**WHAT THE TASK ASKS**
Extract each line bearing the word "Density".

**DATA PROVIDED**

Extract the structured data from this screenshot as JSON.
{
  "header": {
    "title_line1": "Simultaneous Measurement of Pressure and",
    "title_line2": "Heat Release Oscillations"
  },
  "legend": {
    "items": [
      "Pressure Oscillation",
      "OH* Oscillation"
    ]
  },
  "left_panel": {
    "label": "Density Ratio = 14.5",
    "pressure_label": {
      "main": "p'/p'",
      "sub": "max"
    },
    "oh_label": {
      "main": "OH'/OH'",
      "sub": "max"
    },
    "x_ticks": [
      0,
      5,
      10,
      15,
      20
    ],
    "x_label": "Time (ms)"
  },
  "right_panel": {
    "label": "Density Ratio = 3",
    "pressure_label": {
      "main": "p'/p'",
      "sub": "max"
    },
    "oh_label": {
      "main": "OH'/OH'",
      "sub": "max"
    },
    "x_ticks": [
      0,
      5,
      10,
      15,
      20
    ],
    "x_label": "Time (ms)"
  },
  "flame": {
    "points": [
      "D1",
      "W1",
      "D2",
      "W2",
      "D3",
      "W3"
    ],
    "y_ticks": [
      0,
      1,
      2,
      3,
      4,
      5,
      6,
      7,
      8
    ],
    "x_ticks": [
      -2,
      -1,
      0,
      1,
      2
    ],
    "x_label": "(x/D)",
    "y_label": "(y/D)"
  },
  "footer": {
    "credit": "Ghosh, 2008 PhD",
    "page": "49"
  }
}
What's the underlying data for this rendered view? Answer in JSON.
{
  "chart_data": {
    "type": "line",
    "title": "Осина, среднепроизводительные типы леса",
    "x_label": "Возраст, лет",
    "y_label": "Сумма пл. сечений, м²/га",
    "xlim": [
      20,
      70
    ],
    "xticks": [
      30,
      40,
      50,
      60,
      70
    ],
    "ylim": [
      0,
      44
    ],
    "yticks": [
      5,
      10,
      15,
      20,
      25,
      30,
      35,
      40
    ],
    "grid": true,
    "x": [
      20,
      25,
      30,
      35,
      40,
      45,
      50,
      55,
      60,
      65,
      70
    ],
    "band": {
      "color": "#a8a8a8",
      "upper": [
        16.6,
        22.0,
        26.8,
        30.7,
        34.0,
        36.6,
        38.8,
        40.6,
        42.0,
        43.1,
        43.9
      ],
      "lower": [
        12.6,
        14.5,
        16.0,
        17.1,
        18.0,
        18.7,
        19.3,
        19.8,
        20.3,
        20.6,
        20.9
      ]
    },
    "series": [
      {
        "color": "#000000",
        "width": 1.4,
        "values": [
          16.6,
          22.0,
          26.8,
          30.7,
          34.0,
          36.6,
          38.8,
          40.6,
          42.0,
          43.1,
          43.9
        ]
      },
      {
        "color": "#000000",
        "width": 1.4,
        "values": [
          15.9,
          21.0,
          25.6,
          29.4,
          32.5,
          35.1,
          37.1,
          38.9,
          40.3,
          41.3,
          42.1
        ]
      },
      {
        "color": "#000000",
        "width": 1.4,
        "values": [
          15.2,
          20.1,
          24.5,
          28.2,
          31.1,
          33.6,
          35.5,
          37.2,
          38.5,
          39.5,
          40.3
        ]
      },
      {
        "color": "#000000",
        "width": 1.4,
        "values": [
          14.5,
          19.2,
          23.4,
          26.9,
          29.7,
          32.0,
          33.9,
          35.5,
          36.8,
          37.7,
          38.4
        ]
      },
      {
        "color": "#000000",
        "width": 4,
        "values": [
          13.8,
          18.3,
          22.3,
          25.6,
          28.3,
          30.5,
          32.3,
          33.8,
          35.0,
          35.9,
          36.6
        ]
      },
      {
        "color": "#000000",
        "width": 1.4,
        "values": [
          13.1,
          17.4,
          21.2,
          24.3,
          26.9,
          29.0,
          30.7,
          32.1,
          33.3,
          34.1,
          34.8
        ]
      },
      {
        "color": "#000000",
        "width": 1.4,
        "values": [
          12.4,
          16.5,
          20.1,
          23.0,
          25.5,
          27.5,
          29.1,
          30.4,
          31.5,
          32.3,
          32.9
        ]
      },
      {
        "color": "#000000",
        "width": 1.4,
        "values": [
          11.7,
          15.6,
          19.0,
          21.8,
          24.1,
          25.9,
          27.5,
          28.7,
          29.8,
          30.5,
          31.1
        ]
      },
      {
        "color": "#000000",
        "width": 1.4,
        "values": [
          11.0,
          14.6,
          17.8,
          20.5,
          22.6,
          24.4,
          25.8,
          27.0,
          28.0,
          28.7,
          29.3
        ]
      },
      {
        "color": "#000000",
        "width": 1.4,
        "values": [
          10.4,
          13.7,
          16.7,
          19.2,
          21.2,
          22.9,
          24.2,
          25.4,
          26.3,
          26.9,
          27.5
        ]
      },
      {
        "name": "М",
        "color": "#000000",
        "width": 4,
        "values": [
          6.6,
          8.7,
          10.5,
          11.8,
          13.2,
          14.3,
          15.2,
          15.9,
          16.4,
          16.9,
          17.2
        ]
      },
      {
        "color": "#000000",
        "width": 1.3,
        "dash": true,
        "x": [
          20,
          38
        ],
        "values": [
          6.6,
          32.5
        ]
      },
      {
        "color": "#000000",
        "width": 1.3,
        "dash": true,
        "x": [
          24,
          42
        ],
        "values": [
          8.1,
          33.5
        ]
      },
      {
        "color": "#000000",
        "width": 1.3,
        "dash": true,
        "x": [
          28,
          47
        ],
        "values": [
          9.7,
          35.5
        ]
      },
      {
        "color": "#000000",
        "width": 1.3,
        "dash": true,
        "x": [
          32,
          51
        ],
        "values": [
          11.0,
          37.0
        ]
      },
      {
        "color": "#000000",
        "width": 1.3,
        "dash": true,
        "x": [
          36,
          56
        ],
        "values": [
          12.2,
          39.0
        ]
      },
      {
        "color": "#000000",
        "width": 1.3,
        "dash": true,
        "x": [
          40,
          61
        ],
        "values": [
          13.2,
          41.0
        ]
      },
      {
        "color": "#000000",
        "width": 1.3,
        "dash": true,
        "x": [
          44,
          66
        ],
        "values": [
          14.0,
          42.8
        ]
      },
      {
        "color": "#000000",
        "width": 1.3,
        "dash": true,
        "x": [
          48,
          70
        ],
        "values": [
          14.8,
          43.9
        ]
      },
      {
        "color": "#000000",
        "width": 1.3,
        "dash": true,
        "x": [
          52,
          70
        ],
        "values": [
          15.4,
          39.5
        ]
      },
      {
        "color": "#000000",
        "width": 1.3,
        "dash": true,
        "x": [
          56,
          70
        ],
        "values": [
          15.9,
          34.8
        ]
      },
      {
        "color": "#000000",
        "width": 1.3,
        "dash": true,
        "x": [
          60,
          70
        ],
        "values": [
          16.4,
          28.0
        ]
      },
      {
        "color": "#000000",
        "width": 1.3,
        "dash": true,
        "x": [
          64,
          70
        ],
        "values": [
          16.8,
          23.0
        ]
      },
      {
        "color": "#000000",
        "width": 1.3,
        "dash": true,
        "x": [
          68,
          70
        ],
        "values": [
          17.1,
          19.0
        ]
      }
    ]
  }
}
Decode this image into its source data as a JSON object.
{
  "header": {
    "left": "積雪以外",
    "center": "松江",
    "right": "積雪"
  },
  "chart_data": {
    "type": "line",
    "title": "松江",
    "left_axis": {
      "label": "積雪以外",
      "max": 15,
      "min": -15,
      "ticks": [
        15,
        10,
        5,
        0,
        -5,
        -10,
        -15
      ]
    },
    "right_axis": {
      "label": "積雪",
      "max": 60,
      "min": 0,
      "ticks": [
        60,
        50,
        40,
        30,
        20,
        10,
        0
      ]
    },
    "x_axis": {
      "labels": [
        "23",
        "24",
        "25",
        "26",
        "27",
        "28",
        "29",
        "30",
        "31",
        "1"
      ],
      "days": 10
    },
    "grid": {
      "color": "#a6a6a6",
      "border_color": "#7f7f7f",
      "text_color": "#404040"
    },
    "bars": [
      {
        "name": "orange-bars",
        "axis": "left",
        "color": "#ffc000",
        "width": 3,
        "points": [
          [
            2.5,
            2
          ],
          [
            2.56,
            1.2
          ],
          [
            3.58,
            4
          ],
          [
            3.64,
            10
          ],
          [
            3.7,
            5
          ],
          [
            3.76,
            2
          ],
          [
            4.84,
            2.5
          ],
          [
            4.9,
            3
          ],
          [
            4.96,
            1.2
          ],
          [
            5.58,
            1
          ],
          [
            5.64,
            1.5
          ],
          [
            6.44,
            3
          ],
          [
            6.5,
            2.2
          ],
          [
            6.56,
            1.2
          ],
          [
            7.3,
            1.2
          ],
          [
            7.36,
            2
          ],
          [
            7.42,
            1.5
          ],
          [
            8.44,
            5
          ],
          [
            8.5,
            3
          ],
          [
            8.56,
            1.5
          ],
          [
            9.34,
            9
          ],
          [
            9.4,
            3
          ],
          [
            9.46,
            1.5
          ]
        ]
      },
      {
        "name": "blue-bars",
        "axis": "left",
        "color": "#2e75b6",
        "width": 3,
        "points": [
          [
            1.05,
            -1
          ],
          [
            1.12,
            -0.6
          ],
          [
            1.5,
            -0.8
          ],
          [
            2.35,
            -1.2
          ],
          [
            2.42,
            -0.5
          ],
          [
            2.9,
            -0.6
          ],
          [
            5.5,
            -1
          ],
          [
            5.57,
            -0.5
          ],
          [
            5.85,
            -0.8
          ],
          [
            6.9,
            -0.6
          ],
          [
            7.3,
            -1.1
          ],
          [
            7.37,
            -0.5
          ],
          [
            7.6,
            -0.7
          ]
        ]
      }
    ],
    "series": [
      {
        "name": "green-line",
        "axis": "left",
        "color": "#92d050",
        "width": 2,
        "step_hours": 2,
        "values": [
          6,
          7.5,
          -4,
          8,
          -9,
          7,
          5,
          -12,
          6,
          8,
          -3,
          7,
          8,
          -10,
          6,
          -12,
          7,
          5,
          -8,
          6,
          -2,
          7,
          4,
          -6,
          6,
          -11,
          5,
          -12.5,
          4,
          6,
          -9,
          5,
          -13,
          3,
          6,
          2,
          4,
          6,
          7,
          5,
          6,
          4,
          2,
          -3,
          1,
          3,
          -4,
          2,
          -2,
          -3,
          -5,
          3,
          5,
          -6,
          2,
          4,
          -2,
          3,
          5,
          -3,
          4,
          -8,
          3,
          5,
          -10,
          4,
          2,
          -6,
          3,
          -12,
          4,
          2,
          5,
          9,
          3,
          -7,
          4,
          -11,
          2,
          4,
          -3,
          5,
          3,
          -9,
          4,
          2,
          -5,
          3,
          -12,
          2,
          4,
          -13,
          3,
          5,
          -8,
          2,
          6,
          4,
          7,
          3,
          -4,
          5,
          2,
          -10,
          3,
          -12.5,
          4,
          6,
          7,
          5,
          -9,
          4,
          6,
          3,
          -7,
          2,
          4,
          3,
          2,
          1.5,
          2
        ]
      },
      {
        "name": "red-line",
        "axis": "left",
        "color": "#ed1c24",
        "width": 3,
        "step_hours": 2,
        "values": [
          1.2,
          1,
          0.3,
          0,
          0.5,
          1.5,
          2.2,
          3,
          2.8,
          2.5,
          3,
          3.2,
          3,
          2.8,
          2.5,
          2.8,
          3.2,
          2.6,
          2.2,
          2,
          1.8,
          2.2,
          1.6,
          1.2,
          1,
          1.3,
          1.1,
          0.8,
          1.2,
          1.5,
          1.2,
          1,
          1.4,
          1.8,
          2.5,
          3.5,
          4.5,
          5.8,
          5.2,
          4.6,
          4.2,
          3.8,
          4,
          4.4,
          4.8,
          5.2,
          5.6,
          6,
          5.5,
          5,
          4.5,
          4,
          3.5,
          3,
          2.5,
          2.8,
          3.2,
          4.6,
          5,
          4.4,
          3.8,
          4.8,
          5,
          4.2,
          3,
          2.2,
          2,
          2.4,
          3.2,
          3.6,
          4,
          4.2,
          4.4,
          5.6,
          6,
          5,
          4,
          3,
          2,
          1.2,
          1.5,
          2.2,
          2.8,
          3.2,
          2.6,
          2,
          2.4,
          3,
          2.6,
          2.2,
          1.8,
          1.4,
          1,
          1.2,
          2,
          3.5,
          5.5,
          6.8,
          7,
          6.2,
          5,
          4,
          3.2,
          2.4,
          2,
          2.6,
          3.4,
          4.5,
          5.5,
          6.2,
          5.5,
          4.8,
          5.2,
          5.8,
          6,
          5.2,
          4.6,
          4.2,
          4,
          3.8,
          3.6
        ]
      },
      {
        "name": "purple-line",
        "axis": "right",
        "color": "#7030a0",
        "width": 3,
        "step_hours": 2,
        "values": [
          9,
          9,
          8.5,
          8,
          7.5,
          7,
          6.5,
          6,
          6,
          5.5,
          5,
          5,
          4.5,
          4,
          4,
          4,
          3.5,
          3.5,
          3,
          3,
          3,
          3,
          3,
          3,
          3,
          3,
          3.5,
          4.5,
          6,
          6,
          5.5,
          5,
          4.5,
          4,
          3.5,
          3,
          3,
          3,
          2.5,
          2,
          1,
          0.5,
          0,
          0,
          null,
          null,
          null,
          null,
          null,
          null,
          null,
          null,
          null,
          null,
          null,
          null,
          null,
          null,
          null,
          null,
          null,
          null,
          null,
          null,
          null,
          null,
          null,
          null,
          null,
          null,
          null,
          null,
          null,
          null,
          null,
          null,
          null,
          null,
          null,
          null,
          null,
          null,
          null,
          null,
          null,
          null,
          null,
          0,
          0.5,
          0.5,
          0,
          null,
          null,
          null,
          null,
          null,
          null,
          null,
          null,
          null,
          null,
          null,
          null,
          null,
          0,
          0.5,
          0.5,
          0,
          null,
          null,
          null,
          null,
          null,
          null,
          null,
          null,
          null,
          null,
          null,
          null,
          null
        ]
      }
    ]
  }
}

**SOLUTION TO THE EXERCISE**
    "label": "Density Ratio = 14.5",
    "label": "Density Ratio = 3",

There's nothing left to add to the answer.